Dataset records:
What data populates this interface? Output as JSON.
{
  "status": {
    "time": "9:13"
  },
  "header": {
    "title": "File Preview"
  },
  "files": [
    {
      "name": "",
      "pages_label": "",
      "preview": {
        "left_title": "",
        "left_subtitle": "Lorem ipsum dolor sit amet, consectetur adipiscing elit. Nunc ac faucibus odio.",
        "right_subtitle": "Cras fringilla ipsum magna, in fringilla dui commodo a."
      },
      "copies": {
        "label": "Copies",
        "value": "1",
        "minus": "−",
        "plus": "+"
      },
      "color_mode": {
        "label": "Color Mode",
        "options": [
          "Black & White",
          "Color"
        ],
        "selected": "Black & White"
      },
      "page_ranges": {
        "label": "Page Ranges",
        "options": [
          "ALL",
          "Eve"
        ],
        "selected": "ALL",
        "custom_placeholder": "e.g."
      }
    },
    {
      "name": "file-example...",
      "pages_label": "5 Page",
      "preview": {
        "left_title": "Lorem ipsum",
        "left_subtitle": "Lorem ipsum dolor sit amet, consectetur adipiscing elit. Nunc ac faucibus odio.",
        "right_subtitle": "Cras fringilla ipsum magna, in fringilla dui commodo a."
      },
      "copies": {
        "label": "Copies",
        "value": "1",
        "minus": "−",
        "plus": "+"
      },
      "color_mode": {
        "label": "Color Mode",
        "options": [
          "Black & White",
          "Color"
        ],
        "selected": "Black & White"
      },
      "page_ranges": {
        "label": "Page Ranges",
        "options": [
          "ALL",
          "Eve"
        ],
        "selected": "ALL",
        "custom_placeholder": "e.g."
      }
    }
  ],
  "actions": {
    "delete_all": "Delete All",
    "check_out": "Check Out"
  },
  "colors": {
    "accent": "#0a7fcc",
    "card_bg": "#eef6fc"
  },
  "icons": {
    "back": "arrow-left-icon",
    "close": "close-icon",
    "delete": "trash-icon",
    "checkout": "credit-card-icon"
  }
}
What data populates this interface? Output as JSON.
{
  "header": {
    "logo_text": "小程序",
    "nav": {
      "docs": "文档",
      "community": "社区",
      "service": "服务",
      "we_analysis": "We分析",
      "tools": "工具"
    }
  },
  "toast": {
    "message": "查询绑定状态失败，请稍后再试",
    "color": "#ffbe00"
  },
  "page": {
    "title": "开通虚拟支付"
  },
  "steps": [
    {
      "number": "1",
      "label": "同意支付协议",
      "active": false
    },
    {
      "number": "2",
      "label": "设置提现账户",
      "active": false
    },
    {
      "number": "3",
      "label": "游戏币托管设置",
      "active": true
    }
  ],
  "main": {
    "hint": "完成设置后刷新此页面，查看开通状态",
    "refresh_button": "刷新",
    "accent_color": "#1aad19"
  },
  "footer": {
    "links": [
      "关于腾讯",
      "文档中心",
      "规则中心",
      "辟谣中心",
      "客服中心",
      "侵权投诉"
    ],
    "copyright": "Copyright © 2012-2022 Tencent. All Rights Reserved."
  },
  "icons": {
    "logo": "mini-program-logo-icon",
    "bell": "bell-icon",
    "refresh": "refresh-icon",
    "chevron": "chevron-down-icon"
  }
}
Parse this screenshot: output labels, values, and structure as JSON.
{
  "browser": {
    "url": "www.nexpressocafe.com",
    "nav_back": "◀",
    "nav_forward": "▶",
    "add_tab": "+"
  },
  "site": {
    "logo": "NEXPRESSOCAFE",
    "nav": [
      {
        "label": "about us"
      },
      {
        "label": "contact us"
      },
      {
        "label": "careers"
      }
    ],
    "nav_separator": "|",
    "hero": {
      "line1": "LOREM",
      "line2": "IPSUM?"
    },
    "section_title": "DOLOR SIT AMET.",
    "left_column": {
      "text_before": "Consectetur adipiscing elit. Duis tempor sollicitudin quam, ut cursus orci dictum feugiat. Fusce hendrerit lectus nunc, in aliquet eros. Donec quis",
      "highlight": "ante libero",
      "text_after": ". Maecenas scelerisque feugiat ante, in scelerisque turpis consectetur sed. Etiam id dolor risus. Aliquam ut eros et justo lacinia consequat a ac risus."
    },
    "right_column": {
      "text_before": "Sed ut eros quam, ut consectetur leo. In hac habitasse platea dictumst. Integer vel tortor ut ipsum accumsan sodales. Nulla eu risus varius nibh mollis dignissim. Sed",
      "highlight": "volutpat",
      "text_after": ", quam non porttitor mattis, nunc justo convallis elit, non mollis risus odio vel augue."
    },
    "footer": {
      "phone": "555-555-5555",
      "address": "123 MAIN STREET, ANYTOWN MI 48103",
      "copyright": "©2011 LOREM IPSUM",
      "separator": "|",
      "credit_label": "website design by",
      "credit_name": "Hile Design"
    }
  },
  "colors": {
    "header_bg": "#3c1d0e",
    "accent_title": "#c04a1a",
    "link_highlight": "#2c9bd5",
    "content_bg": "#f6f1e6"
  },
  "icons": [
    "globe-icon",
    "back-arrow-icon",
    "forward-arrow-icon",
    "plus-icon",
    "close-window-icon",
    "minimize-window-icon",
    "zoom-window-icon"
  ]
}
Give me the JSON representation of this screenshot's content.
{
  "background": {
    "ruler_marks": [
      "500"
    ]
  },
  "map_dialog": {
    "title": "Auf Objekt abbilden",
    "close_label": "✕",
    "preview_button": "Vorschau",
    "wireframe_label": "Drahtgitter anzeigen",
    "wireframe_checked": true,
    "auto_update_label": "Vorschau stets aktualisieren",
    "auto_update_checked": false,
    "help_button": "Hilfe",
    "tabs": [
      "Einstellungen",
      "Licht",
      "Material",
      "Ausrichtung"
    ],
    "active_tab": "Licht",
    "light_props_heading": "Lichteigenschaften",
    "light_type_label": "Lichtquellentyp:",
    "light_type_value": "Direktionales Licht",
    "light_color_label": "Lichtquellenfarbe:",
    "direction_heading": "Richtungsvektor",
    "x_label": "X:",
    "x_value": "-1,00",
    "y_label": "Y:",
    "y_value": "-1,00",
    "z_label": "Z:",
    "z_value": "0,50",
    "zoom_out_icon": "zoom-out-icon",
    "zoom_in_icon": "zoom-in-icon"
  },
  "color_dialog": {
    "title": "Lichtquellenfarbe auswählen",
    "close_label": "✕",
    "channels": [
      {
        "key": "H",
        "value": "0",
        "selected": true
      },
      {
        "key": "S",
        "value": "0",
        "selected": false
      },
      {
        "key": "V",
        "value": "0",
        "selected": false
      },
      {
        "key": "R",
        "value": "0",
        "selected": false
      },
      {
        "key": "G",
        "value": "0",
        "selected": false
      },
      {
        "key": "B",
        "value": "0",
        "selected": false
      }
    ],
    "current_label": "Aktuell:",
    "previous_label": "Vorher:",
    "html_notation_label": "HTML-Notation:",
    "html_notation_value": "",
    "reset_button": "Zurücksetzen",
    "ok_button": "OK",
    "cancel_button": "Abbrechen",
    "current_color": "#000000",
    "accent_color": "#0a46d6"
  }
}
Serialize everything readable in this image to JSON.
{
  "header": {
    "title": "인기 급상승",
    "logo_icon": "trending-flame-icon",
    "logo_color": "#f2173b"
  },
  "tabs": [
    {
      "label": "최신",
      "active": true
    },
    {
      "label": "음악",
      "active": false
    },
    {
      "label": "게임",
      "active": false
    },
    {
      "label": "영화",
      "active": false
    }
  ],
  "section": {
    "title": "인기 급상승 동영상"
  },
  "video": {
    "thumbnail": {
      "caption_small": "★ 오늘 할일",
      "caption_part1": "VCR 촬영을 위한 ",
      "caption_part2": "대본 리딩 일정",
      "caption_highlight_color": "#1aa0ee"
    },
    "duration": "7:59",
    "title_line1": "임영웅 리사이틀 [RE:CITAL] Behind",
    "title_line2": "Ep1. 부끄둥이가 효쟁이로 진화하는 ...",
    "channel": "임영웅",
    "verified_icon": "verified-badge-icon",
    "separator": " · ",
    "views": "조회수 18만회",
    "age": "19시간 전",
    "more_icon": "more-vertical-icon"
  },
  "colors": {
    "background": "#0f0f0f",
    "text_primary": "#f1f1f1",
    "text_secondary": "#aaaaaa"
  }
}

*WHAT YOU NEED TO DO:*
Give again, word for word, every line from the one holding "Serialize everything readable" to the end of the data.

*SOLUTION FOR THIS EXERCISE:*
Serialize everything readable in this image to JSON.
{
  "header": {
    "title": "인기 급상승",
    "logo_icon": "trending-flame-icon",
    "logo_color": "#f2173b"
  },
  "tabs": [
    {
      "label": "최신",
      "active": true
    },
    {
      "label": "음악",
      "active": false
    },
    {
      "label": "게임",
      "active": false
    },
    {
      "label": "영화",
      "active": false
    }
  ],
  "section": {
    "title": "인기 급상승 동영상"
  },
  "video": {
    "thumbnail": {
      "caption_small": "★ 오늘 할일",
      "caption_part1": "VCR 촬영을 위한 ",
      "caption_part2": "대본 리딩 일정",
      "caption_highlight_color": "#1aa0ee"
    },
    "duration": "7:59",
    "title_line1": "임영웅 리사이틀 [RE:CITAL] Behind",
    "title_line2": "Ep1. 부끄둥이가 효쟁이로 진화하는 ...",
    "channel": "임영웅",
    "verified_icon": "verified-badge-icon",
    "separator": " · ",
    "views": "조회수 18만회",
    "age": "19시간 전",
    "more_icon": "more-vertical-icon"
  },
  "colors": {
    "background": "#0f0f0f",
    "text_primary": "#f1f1f1",
    "text_secondary": "#aaaaaa"
  }
}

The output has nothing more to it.